- _Problem to solve_
Where a line in the listing contains the string "Daganzo", copy that line out.

- _Dataset extract_
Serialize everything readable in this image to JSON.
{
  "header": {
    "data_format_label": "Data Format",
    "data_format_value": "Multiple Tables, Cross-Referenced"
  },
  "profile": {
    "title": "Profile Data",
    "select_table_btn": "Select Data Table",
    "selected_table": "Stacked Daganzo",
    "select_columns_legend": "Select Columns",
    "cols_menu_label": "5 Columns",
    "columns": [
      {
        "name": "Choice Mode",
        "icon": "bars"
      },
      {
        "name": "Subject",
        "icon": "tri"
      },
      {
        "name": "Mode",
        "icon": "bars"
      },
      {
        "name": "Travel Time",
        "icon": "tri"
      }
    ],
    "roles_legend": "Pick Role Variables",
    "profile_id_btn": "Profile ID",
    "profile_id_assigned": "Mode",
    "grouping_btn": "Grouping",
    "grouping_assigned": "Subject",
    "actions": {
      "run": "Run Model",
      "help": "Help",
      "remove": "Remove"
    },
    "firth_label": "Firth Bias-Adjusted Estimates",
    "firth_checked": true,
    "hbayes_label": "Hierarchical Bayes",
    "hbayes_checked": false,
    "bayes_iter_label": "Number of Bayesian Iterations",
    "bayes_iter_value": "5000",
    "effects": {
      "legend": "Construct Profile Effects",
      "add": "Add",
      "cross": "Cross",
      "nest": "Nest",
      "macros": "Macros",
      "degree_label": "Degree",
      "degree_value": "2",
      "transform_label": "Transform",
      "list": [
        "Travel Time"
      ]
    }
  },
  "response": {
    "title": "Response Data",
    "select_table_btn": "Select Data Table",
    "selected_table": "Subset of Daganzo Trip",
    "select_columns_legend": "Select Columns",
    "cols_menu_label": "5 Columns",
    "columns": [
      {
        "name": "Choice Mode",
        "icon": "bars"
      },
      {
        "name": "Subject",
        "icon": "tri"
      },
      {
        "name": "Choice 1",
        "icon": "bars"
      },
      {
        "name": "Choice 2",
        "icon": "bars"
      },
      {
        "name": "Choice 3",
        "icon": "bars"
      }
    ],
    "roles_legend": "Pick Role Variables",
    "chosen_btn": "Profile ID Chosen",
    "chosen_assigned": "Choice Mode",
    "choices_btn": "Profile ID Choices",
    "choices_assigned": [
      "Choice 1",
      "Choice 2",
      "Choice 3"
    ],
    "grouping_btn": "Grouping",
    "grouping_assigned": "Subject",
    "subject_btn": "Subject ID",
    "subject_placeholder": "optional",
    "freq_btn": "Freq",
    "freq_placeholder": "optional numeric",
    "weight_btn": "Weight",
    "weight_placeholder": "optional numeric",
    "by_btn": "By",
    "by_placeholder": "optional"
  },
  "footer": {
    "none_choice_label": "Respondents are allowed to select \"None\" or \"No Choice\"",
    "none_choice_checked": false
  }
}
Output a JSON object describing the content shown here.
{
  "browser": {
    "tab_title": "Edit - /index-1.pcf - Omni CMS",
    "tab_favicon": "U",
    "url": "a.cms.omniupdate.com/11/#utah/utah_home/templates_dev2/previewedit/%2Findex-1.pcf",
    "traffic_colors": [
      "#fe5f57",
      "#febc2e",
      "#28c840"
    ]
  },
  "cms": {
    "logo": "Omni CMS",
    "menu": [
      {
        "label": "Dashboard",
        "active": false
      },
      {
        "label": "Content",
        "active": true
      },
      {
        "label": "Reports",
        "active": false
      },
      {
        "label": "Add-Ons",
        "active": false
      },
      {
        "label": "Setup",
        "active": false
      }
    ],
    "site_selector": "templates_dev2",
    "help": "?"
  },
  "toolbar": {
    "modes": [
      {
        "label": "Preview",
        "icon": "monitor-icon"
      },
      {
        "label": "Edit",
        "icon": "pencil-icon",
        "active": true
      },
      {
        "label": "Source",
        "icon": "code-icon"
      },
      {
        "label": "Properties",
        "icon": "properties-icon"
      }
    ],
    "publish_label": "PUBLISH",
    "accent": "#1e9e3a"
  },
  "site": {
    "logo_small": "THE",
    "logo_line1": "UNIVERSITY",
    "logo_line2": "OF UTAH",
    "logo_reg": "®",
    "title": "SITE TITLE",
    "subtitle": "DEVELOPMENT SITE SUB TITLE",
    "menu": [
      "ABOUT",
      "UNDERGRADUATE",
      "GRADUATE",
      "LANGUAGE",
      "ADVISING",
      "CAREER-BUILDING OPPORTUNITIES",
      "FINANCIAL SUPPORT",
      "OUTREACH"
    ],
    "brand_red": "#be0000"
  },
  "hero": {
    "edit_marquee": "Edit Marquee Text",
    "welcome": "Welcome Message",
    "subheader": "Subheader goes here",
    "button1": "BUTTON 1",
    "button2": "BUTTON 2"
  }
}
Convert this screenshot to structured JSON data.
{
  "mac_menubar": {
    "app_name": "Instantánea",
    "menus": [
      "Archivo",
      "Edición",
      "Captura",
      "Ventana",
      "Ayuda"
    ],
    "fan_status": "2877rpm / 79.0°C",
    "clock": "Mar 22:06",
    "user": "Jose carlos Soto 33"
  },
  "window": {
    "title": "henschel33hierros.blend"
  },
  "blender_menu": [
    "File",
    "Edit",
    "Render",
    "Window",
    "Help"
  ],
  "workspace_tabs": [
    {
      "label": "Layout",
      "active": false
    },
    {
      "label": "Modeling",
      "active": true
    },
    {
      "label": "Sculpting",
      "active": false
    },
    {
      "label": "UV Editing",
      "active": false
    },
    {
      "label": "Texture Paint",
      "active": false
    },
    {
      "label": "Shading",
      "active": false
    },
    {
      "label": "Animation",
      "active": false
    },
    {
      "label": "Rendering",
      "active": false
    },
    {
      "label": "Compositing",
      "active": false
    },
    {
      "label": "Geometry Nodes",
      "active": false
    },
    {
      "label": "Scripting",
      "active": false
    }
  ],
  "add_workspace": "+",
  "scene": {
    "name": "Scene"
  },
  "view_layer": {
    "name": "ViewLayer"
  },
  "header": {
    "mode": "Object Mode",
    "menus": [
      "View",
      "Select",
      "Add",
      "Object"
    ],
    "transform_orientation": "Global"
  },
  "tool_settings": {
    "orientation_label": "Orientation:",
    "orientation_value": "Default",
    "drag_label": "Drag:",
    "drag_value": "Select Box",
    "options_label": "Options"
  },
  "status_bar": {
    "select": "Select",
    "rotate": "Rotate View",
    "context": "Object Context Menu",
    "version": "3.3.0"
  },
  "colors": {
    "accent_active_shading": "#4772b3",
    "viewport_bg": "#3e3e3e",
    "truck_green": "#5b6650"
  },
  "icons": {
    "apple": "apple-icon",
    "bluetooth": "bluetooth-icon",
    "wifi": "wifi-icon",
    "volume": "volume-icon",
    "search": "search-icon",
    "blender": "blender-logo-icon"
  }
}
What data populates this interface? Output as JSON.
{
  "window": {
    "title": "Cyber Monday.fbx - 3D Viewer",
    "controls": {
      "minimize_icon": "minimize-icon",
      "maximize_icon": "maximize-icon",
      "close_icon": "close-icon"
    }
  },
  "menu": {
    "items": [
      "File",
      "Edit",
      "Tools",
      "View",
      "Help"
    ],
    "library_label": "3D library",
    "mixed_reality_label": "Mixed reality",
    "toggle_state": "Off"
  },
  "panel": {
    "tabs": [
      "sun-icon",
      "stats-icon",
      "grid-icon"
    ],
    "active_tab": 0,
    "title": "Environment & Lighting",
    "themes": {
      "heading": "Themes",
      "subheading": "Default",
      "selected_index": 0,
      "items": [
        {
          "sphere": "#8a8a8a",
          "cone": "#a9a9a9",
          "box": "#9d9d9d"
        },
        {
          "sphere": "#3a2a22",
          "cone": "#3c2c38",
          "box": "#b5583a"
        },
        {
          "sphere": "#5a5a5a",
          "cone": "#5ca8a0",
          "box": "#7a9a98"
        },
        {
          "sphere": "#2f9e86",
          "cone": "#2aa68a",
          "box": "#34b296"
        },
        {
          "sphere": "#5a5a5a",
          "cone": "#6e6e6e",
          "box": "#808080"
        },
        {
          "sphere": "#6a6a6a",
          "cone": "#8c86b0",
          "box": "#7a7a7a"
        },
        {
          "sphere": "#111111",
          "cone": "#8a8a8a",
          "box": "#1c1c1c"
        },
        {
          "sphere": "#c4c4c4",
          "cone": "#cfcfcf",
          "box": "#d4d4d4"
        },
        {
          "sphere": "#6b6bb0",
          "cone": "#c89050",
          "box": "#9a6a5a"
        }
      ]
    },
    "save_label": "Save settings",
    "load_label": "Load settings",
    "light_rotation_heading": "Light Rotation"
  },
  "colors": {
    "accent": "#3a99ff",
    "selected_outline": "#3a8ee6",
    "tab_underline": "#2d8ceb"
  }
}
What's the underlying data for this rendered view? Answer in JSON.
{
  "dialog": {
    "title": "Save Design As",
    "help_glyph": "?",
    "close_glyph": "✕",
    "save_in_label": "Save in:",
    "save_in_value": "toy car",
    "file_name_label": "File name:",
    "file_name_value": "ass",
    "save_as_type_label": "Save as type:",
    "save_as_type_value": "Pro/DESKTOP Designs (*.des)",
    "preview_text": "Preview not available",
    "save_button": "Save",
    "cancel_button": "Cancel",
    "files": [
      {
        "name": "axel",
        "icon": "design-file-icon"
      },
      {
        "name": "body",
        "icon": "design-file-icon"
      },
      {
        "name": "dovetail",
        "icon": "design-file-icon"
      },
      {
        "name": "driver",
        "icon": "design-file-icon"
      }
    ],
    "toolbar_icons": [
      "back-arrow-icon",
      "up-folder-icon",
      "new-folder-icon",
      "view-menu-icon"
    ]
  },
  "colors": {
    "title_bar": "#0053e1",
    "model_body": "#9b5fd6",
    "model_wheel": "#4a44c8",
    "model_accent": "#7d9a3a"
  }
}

- _Response to this task_
    "selected_table": "Stacked Daganzo",
    "selected_table": "Subset of Daganzo Trip",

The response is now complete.